:: Given problem ::
Locate every line that holds the string "name" and copy it.

:: Input for this task ::
===============

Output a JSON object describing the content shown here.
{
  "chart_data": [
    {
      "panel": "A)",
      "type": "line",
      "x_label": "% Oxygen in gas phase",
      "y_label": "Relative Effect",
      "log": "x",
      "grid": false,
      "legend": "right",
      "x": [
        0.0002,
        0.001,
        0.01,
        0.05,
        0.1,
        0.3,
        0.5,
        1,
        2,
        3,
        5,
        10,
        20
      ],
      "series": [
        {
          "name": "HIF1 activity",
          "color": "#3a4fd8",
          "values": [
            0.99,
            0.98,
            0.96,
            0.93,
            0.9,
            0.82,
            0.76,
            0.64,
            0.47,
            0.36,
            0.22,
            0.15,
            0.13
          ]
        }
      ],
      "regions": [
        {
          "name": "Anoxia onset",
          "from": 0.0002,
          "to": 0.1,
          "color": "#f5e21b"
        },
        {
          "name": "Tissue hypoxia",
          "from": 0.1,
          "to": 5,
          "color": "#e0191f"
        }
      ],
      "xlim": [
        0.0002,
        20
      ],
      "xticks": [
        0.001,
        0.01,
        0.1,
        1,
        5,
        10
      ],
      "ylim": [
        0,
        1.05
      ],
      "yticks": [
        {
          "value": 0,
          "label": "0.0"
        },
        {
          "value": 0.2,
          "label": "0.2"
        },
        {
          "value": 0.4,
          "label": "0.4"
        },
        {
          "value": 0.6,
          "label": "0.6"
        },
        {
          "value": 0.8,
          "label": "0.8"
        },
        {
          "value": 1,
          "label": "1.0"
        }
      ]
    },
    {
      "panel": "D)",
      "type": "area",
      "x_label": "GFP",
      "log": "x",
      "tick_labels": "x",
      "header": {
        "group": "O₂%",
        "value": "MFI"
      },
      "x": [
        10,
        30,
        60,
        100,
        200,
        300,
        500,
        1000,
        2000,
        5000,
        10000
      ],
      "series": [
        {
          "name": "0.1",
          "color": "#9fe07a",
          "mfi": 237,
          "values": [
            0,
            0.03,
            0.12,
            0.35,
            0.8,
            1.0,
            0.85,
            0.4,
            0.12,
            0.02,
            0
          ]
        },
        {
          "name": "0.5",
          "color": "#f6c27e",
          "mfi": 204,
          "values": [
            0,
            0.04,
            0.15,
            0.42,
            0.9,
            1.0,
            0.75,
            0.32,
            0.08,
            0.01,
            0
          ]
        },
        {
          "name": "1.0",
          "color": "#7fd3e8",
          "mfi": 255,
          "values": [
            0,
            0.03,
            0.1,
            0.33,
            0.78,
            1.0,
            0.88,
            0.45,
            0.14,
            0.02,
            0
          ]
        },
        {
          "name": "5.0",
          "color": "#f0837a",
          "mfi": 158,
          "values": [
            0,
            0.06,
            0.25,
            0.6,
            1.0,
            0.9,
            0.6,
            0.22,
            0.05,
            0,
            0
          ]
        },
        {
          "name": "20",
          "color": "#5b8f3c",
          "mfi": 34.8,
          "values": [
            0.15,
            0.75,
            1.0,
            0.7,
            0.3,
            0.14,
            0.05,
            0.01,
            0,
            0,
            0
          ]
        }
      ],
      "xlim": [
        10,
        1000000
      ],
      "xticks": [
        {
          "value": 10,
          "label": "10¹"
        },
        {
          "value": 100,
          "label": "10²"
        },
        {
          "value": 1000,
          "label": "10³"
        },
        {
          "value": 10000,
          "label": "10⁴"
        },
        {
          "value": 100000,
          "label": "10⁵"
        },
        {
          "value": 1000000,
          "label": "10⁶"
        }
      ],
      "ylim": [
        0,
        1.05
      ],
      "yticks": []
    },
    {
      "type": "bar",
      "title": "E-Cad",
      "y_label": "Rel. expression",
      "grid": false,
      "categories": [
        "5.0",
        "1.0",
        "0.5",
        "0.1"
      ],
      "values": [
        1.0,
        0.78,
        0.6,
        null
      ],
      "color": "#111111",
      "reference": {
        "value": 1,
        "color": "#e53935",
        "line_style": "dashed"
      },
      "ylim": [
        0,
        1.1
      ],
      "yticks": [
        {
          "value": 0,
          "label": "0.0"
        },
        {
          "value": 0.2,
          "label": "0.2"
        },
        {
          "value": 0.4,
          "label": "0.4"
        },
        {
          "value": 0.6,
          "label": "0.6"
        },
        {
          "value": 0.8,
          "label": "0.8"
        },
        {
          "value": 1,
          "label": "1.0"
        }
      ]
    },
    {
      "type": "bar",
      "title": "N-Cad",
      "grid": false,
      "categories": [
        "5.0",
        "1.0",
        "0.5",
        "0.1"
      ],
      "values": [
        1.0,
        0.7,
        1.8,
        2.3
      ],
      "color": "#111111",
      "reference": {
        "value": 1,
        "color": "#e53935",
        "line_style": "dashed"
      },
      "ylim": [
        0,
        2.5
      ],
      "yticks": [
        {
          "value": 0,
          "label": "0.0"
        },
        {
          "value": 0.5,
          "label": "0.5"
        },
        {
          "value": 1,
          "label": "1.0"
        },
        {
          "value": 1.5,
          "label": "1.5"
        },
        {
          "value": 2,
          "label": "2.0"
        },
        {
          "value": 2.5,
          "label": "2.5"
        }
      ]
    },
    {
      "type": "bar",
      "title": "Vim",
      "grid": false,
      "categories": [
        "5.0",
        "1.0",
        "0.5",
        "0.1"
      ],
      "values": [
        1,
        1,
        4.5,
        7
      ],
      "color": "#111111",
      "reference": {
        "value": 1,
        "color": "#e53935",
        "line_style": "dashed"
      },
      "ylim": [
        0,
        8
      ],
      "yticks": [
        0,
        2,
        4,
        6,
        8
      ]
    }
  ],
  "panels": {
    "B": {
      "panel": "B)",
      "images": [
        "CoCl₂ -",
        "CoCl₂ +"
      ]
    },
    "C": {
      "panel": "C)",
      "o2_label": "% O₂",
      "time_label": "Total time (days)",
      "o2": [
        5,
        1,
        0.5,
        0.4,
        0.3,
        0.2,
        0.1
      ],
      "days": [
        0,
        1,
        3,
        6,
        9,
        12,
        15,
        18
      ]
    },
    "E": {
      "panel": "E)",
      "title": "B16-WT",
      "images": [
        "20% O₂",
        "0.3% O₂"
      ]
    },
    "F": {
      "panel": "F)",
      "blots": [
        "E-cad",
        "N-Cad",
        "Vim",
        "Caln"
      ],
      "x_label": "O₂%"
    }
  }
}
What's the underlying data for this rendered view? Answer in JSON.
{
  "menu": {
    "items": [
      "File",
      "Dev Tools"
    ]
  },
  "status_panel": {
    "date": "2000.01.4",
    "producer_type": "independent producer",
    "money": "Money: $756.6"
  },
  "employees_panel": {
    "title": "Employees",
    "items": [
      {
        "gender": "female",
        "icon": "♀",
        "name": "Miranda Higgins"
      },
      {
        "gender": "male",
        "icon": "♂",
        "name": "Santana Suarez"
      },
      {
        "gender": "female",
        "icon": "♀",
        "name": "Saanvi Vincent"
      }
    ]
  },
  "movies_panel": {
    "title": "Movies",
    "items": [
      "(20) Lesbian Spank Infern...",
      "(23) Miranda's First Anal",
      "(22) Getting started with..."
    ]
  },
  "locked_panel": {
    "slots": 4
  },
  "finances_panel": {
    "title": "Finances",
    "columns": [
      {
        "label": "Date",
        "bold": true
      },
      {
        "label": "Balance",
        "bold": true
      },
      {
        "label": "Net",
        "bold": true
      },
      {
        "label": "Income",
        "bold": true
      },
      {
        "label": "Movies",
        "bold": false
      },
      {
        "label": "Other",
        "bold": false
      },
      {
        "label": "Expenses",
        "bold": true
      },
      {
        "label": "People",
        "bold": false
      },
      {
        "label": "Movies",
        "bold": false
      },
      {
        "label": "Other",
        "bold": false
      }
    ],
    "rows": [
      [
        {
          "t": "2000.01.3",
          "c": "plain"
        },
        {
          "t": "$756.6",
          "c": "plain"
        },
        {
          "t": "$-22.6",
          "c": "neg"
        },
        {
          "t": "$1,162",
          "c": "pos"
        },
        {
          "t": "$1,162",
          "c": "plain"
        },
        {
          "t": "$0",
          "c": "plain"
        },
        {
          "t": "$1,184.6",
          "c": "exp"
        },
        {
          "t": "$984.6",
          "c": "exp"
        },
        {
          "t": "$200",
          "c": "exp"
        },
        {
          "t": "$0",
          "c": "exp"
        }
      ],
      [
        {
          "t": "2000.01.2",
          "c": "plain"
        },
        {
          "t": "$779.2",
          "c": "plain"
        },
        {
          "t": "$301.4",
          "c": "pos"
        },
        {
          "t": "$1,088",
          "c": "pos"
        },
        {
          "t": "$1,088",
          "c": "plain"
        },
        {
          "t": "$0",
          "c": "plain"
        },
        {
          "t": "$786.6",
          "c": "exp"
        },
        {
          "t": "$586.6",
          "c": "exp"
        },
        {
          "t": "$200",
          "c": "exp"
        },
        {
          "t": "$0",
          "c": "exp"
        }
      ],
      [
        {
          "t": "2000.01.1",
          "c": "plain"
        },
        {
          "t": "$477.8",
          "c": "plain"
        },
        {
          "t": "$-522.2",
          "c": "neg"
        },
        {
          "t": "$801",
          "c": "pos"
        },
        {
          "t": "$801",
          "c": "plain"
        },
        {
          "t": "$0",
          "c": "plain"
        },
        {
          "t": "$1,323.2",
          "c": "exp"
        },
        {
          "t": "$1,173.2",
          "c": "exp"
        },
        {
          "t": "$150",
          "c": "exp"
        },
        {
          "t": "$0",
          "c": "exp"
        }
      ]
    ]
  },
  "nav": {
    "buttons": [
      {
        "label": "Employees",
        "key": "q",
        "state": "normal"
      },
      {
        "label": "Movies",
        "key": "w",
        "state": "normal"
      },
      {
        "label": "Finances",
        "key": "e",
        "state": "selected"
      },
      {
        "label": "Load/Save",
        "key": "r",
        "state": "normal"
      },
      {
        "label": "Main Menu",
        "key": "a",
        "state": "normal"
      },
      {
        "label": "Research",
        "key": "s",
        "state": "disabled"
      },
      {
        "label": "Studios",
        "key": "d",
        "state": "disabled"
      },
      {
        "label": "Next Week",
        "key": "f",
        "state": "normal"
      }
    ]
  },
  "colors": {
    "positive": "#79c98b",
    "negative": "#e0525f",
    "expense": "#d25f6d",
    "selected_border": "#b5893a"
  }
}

===============

:: Reply ::
          "name": "HIF1 activity",
          "name": "Anoxia onset",
          "name": "Tissue hypoxia",
          "name": "0.1",
          "name": "0.5",
          "name": "1.0",
          "name": "5.0",
          "name": "20",
        "name": "Miranda Higgins"
        "name": "Santana Suarez"
        "name": "Saanvi Vincent"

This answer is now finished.